━━━ Material provided

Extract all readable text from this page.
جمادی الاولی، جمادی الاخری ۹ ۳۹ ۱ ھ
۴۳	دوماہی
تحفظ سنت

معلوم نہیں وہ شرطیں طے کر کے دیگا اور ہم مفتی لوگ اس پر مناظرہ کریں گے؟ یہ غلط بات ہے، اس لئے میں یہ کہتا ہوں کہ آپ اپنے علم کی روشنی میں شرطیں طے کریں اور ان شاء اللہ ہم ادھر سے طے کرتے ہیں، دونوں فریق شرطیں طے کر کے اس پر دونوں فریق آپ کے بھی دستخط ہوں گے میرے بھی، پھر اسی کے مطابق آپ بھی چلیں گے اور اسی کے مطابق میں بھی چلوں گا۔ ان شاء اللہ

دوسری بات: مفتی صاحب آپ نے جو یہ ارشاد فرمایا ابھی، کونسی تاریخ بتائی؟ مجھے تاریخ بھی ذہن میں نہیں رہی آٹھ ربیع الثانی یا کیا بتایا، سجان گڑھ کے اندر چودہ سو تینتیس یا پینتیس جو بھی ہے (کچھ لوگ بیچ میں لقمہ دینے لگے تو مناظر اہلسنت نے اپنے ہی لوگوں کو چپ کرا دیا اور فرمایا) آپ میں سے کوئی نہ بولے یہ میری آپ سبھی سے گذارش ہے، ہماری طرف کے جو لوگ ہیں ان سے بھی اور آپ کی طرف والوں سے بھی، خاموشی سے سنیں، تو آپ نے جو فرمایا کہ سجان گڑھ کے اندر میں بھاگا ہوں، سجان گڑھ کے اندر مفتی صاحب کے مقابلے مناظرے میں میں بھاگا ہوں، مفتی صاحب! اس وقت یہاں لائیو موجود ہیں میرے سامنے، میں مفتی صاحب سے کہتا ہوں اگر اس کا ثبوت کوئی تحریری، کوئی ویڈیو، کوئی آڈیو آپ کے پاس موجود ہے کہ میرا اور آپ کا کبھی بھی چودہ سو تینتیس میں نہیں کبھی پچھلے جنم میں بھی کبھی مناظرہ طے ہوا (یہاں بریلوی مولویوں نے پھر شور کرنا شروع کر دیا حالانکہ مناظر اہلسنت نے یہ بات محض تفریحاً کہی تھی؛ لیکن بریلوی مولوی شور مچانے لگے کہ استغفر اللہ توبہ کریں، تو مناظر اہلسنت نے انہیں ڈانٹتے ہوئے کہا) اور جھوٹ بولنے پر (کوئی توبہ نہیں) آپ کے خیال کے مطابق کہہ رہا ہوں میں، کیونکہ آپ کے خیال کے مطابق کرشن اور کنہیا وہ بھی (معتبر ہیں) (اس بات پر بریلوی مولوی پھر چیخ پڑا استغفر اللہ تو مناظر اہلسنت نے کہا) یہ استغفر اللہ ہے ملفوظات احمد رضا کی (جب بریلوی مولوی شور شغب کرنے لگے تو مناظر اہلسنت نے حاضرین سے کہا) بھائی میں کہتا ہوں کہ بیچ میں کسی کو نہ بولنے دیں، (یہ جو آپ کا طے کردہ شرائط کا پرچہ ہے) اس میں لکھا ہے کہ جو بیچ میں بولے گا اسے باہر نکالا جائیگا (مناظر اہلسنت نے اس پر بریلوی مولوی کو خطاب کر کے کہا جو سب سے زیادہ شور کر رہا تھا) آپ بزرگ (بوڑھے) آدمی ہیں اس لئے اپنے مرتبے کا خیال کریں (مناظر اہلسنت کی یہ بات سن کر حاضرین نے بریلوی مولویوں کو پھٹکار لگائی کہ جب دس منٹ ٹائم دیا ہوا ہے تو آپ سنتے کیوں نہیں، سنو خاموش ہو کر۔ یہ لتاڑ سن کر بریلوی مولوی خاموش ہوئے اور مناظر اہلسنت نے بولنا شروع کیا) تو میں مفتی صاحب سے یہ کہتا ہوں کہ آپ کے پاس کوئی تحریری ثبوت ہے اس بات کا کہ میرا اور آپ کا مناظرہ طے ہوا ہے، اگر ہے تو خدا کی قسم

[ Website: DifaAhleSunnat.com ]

━━━━━━
━━━ Material provided

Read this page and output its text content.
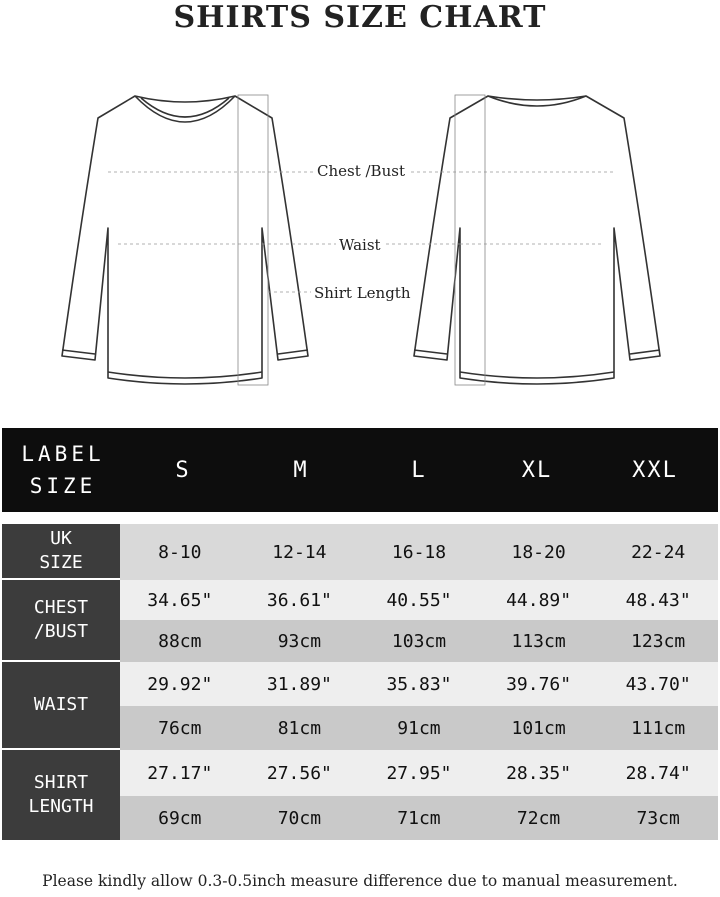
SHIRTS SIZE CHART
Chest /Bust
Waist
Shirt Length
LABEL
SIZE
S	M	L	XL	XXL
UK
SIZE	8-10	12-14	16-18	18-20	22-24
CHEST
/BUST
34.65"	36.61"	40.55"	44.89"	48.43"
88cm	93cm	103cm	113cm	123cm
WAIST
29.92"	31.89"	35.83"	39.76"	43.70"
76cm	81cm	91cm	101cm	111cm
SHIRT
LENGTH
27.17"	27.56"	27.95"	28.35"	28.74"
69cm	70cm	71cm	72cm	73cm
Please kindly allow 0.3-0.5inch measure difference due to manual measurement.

━━━━━━
━━━ Material provided

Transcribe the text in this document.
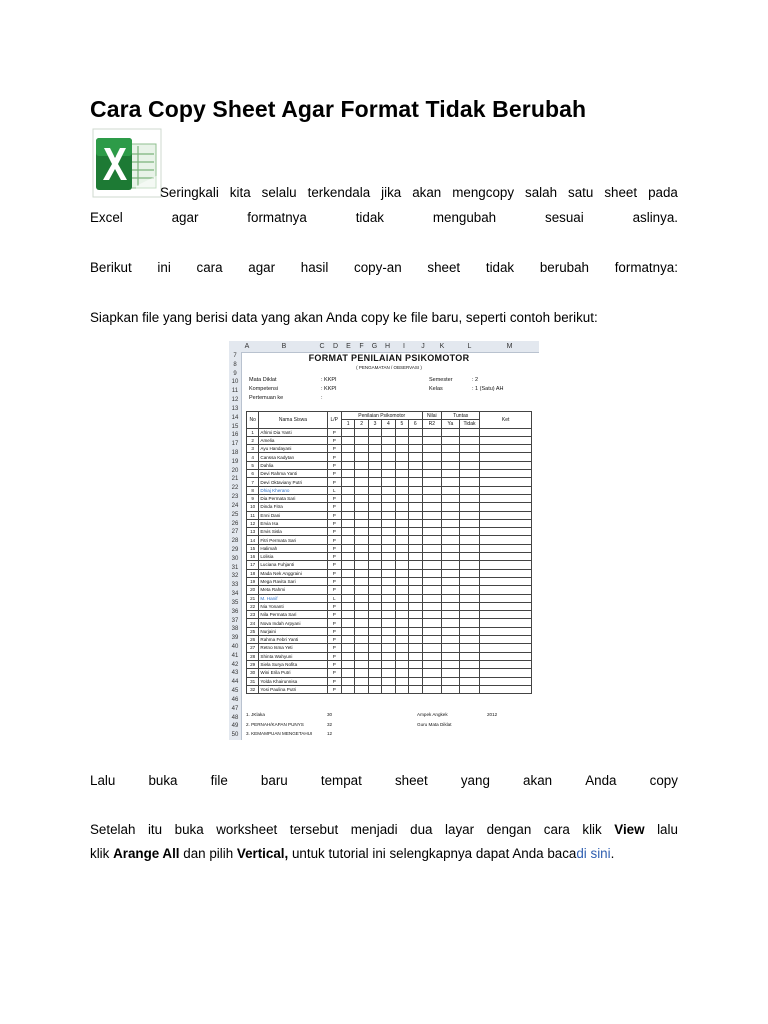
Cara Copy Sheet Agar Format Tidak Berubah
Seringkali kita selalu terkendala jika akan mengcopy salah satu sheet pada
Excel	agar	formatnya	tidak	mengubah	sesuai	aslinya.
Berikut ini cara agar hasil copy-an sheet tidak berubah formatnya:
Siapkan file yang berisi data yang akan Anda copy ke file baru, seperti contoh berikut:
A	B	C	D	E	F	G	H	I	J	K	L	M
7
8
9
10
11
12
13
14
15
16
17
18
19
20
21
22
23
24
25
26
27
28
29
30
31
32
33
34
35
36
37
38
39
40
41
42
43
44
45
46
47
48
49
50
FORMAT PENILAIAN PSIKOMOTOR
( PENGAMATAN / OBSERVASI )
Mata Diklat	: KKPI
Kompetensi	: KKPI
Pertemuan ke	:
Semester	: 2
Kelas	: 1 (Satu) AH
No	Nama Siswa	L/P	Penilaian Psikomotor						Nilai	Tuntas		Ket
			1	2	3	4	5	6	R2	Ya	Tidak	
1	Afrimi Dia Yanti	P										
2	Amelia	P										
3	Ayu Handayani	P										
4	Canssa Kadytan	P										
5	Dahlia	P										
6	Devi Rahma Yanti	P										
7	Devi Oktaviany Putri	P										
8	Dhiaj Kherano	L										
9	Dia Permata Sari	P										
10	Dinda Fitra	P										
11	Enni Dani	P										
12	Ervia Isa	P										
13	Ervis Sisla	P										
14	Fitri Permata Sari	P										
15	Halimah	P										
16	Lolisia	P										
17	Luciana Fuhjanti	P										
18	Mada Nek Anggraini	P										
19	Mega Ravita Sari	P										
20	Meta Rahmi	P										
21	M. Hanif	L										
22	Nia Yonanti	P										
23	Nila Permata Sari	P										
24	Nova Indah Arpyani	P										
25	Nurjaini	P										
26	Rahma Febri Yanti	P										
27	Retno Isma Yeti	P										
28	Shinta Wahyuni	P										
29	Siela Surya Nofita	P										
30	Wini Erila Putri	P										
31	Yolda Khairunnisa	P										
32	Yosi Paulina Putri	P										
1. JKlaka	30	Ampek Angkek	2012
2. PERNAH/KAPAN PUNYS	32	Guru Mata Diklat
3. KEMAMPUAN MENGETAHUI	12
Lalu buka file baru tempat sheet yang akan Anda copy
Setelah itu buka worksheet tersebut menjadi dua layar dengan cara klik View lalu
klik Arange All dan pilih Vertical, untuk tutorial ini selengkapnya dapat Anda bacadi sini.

━━━━━━

Task description
In how many lines of the data does the string "baru" appear? Give only the number.

Response below
2